### What you will do:
Line by line, copy the data below exactly.

======== Records provided ========

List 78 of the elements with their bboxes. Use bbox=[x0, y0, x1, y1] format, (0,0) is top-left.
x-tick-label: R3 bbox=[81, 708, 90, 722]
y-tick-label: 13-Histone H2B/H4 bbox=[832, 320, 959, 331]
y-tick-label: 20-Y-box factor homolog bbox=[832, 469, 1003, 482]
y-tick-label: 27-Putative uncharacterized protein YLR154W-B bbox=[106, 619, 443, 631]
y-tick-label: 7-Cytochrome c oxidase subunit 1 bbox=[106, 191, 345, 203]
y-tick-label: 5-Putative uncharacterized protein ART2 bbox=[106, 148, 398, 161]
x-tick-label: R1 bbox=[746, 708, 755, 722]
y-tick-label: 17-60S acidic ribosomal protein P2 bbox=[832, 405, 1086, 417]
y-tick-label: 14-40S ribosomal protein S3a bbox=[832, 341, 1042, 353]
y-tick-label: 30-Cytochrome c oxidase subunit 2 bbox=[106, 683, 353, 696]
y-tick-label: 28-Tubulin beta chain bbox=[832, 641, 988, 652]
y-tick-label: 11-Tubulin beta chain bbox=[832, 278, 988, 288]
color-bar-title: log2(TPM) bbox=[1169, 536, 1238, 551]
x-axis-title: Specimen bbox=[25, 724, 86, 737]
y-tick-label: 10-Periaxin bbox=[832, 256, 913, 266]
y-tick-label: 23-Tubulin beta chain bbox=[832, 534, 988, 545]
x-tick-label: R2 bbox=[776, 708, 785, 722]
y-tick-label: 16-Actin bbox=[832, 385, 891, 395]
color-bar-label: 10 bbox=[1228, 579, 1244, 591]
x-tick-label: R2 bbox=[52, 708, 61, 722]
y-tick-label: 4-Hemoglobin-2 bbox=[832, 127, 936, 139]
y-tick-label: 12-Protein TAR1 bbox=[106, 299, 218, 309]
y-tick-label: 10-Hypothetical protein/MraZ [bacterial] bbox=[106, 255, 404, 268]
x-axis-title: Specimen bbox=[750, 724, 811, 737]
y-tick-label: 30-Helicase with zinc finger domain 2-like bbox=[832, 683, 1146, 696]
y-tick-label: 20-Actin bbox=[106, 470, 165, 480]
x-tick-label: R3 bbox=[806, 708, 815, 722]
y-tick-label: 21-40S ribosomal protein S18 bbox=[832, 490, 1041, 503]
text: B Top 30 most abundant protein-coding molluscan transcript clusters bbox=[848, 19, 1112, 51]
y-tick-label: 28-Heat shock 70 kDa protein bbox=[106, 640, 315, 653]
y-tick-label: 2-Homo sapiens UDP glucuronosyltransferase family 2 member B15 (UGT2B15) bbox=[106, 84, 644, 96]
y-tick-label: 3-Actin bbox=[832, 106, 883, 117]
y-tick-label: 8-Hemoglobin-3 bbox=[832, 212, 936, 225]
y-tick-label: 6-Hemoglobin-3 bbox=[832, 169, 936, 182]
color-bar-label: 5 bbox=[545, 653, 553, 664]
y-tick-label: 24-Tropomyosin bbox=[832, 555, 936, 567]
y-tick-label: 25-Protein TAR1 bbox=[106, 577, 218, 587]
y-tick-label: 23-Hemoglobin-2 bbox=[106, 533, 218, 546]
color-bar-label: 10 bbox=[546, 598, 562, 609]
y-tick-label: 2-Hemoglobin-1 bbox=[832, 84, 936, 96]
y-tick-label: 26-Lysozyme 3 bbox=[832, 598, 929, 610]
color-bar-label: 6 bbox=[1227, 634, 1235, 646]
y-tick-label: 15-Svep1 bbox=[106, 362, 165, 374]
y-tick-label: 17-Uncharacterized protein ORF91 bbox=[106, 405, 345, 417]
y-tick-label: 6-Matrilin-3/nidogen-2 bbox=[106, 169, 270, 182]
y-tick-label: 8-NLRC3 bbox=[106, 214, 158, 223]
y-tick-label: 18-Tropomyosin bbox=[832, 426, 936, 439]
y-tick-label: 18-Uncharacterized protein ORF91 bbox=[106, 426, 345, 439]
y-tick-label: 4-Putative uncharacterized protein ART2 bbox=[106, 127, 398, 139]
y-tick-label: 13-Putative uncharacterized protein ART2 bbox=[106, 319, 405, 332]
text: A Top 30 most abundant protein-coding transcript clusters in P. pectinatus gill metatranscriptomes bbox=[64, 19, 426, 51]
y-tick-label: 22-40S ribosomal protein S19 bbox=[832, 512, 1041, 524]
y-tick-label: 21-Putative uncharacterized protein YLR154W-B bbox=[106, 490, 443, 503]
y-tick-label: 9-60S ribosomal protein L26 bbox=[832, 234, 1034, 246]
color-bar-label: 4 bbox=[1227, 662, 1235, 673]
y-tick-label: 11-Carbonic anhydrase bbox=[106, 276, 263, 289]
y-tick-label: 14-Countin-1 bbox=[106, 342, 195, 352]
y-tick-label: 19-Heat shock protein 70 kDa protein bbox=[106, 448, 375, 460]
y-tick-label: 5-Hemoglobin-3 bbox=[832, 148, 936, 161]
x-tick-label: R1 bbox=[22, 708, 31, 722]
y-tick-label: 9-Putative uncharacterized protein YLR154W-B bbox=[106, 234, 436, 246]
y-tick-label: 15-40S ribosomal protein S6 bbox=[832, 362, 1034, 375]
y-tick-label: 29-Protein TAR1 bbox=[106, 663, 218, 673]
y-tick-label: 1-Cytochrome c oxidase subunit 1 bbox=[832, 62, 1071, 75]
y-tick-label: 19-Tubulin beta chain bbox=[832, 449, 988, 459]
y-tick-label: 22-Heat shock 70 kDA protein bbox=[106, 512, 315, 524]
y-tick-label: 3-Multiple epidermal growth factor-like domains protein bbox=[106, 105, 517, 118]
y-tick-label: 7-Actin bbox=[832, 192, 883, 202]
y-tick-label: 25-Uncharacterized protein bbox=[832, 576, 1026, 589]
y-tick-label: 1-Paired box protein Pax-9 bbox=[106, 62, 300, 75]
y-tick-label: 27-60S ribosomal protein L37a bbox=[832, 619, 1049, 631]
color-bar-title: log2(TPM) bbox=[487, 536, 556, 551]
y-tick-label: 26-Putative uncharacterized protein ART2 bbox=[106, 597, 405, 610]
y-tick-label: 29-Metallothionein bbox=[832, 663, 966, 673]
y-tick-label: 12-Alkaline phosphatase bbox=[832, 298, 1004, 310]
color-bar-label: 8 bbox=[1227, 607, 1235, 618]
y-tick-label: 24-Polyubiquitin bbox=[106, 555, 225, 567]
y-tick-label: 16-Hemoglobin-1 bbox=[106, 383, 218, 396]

========

### Final answer:
List 78 of the elements with their bboxes. Use bbox=[x0, y0, x1, y1] format, (0,0) is top-left.
x-tick-label: R3 bbox=[81, 708, 90, 722]
y-tick-label: 13-Histone H2B/H4 bbox=[832, 320, 959, 331]
y-tick-label: 20-Y-box factor homolog bbox=[832, 469, 1003, 482]
y-tick-label: 27-Putative uncharacterized protein YLR154W-B bbox=[106, 619, 443, 631]
y-tick-label: 7-Cytochrome c oxidase subunit 1 bbox=[106, 191, 345, 203]
y-tick-label: 5-Putative uncharacterized protein ART2 bbox=[106, 148, 398, 161]
x-tick-label: R1 bbox=[746, 708, 755, 722]
y-tick-label: 17-60S acidic ribosomal protein P2 bbox=[832, 405, 1086, 417]
y-tick-label: 14-40S ribosomal protein S3a bbox=[832, 341, 1042, 353]
y-tick-label: 30-Cytochrome c oxidase subunit 2 bbox=[106, 683, 353, 696]
y-tick-label: 28-Tubulin beta chain bbox=[832, 641, 988, 652]
y-tick-label: 11-Tubulin beta chain bbox=[832, 278, 988, 288]
color-bar-title: log2(TPM) bbox=[1169, 536, 1238, 551]
x-axis-title: Specimen bbox=[25, 724, 86, 737]
y-tick-label: 10-Periaxin bbox=[832, 256, 913, 266]
y-tick-label: 23-Tubulin beta chain bbox=[832, 534, 988, 545]
x-tick-label: R2 bbox=[776, 708, 785, 722]
y-tick-label: 16-Actin bbox=[832, 385, 891, 395]
color-bar-label: 10 bbox=[1228, 579, 1244, 591]
x-tick-label: R2 bbox=[52, 708, 61, 722]
y-tick-label: 4-Hemoglobin-2 bbox=[832, 127, 936, 139]
y-tick-label: 12-Protein TAR1 bbox=[106, 299, 218, 309]
y-tick-label: 10-Hypothetical protein/MraZ [bacterial] bbox=[106, 255, 404, 268]
x-axis-title: Specimen bbox=[750, 724, 811, 737]
y-tick-label: 30-Helicase with zinc finger domain 2-like bbox=[832, 683, 1146, 696]
y-tick-label: 20-Actin bbox=[106, 470, 165, 480]
x-tick-label: R3 bbox=[806, 708, 815, 722]
y-tick-label: 21-40S ribosomal protein S18 bbox=[832, 490, 1041, 503]
text: B Top 30 most abundant protein-coding molluscan transcript clusters bbox=[848, 19, 1112, 51]
y-tick-label: 28-Heat shock 70 kDa protein bbox=[106, 640, 315, 653]
y-tick-label: 2-Homo sapiens UDP glucuronosyltransferase family 2 member B15 (UGT2B15) bbox=[106, 84, 644, 96]
y-tick-label: 3-Actin bbox=[832, 106, 883, 117]
y-tick-label: 8-Hemoglobin-3 bbox=[832, 212, 936, 225]
y-tick-label: 6-Hemoglobin-3 bbox=[832, 169, 936, 182]
color-bar-label: 5 bbox=[545, 653, 553, 664]
y-tick-label: 24-Tropomyosin bbox=[832, 555, 936, 567]
y-tick-label: 25-Protein TAR1 bbox=[106, 577, 218, 587]
y-tick-label: 23-Hemoglobin-2 bbox=[106, 533, 218, 546]
color-bar-label: 10 bbox=[546, 598, 562, 609]
y-tick-label: 2-Hemoglobin-1 bbox=[832, 84, 936, 96]
y-tick-label: 26-Lysozyme 3 bbox=[832, 598, 929, 610]
color-bar-label: 6 bbox=[1227, 634, 1235, 646]
y-tick-label: 15-Svep1 bbox=[106, 362, 165, 374]
y-tick-label: 17-Uncharacterized protein ORF91 bbox=[106, 405, 345, 417]
y-tick-label: 6-Matrilin-3/nidogen-2 bbox=[106, 169, 270, 182]
y-tick-label: 8-NLRC3 bbox=[106, 214, 158, 223]
y-tick-label: 18-Tropomyosin bbox=[832, 426, 936, 439]
y-tick-label: 18-Uncharacterized protein ORF91 bbox=[106, 426, 345, 439]
y-tick-label: 4-Putative uncharacterized protein ART2 bbox=[106, 127, 398, 139]
y-tick-label: 13-Putative uncharacterized protein ART2 bbox=[106, 319, 405, 332]
text: A Top 30 most abundant protein-coding transcript clusters in P. pectinatus gill metatranscriptomes bbox=[64, 19, 426, 51]
y-tick-label: 22-40S ribosomal protein S19 bbox=[832, 512, 1041, 524]
y-tick-label: 21-Putative uncharacterized protein YLR154W-B bbox=[106, 490, 443, 503]
y-tick-label: 9-60S ribosomal protein L26 bbox=[832, 234, 1034, 246]
color-bar-label: 4 bbox=[1227, 662, 1235, 673]
y-tick-label: 11-Carbonic anhydrase bbox=[106, 276, 263, 289]
y-tick-label: 14-Countin-1 bbox=[106, 342, 195, 352]
y-tick-label: 19-Heat shock protein 70 kDa protein bbox=[106, 448, 375, 460]
y-tick-label: 5-Hemoglobin-3 bbox=[832, 148, 936, 161]
x-tick-label: R1 bbox=[22, 708, 31, 722]
y-tick-label: 9-Putative uncharacterized protein YLR154W-B bbox=[106, 234, 436, 246]
y-tick-label: 15-40S ribosomal protein S6 bbox=[832, 362, 1034, 375]
y-tick-label: 29-Protein TAR1 bbox=[106, 663, 218, 673]
y-tick-label: 1-Cytochrome c oxidase subunit 1 bbox=[832, 62, 1071, 75]
y-tick-label: 19-Tubulin beta chain bbox=[832, 449, 988, 459]
y-tick-label: 22-Heat shock 70 kDA protein bbox=[106, 512, 315, 524]
y-tick-label: 3-Multiple epidermal growth factor-like domains protein bbox=[106, 105, 517, 118]
y-tick-label: 7-Actin bbox=[832, 192, 883, 202]
y-tick-label: 25-Uncharacterized protein bbox=[832, 576, 1026, 589]
y-tick-label: 1-Paired box protein Pax-9 bbox=[106, 62, 300, 75]
y-tick-label: 27-60S ribosomal protein L37a bbox=[832, 619, 1049, 631]
color-bar-title: log2(TPM) bbox=[487, 536, 556, 551]
y-tick-label: 26-Putative uncharacterized protein ART2 bbox=[106, 597, 405, 610]
y-tick-label: 29-Metallothionein bbox=[832, 663, 966, 673]
y-tick-label: 12-Alkaline phosphatase bbox=[832, 298, 1004, 310]
color-bar-label: 8 bbox=[1227, 607, 1235, 618]
y-tick-label: 24-Polyubiquitin bbox=[106, 555, 225, 567]
y-tick-label: 16-Hemoglobin-1 bbox=[106, 383, 218, 396]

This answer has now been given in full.